Extracted data entries:
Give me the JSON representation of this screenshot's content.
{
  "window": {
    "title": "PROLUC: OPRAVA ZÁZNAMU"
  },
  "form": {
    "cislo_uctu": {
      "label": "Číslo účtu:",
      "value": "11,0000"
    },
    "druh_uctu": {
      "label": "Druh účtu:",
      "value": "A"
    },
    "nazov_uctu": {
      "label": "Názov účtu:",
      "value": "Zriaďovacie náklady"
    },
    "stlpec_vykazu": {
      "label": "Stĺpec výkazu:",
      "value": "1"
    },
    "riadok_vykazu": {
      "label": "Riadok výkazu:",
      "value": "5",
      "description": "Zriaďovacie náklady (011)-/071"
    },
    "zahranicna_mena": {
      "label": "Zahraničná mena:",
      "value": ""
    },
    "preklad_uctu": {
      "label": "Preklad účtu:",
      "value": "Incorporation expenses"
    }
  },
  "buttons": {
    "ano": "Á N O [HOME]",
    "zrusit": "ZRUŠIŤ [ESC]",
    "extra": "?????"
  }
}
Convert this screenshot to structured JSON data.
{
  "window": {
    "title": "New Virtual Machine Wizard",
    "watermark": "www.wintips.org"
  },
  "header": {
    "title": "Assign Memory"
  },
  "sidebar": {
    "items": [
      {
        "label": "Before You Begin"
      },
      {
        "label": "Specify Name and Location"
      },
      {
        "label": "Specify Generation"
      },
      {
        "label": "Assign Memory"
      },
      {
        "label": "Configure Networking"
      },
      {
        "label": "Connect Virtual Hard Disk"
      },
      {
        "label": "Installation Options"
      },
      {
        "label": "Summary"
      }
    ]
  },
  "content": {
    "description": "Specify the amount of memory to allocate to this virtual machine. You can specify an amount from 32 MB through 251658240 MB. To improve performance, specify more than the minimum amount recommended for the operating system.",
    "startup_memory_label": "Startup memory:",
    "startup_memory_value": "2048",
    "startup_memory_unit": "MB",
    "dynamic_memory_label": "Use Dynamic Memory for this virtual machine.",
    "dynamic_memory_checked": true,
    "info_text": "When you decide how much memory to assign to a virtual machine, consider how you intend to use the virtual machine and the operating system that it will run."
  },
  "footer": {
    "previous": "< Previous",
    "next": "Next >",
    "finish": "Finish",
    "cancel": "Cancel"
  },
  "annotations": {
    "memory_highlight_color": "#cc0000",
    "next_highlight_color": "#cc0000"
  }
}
==
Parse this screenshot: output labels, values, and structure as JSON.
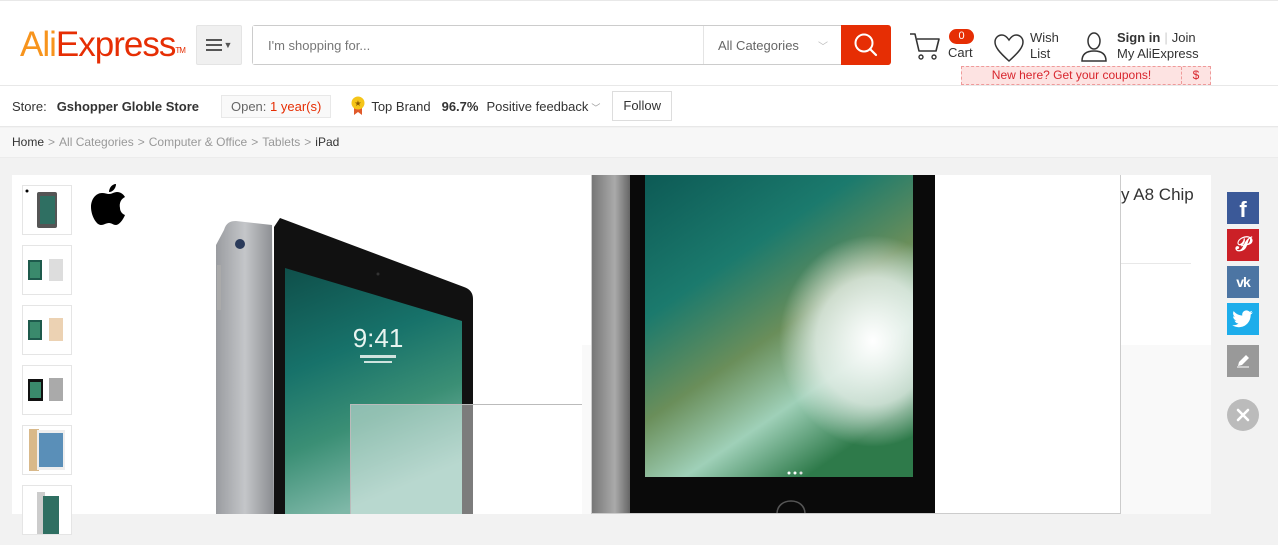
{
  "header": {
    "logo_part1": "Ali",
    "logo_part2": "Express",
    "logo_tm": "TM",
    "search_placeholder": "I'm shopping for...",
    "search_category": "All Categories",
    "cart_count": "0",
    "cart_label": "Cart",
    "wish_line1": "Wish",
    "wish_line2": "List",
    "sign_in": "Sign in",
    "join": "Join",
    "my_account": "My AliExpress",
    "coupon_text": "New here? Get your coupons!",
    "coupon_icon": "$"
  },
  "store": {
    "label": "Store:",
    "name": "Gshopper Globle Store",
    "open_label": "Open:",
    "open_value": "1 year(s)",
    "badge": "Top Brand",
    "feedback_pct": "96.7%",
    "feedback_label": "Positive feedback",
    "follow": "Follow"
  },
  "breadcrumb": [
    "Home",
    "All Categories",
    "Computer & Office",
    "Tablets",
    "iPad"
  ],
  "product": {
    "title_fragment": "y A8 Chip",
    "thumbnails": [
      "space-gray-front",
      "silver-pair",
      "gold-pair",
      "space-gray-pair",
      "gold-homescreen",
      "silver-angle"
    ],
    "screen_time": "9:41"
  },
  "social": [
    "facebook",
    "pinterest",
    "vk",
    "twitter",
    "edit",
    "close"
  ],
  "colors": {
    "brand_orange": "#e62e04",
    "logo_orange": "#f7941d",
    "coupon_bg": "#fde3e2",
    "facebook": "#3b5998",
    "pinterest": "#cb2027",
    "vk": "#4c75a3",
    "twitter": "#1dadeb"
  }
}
* * *
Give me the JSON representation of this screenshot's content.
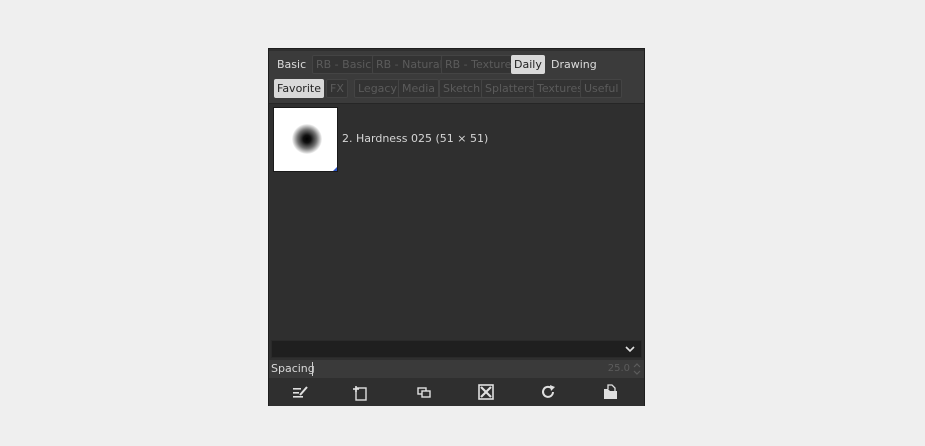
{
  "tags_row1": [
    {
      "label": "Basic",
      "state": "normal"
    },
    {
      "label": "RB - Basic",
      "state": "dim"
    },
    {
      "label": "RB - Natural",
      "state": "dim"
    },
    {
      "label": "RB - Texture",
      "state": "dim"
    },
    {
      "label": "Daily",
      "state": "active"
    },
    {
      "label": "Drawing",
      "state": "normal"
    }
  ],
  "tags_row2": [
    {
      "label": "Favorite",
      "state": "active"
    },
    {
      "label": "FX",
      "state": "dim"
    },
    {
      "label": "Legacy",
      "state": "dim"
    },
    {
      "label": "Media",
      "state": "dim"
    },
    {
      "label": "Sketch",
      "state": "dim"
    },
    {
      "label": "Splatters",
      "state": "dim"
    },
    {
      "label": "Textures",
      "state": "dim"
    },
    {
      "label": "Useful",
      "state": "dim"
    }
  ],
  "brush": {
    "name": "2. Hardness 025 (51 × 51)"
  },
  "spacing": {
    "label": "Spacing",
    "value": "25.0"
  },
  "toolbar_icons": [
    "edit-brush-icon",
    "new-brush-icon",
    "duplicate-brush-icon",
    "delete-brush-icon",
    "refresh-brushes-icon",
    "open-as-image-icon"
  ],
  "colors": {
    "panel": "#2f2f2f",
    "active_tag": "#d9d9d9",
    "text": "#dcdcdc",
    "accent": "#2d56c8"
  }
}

__Goal of the exercise__
From the entries above, return each line with the word "screenshot" in it.

__Solution to this exercise__
Give me the JSON representation of this screenshot's content.
Convert this screenshot to structured JSON data.
Parse this screenshot: output labels, values, and structure as JSON.
Give me the JSON representation of this screenshot's content.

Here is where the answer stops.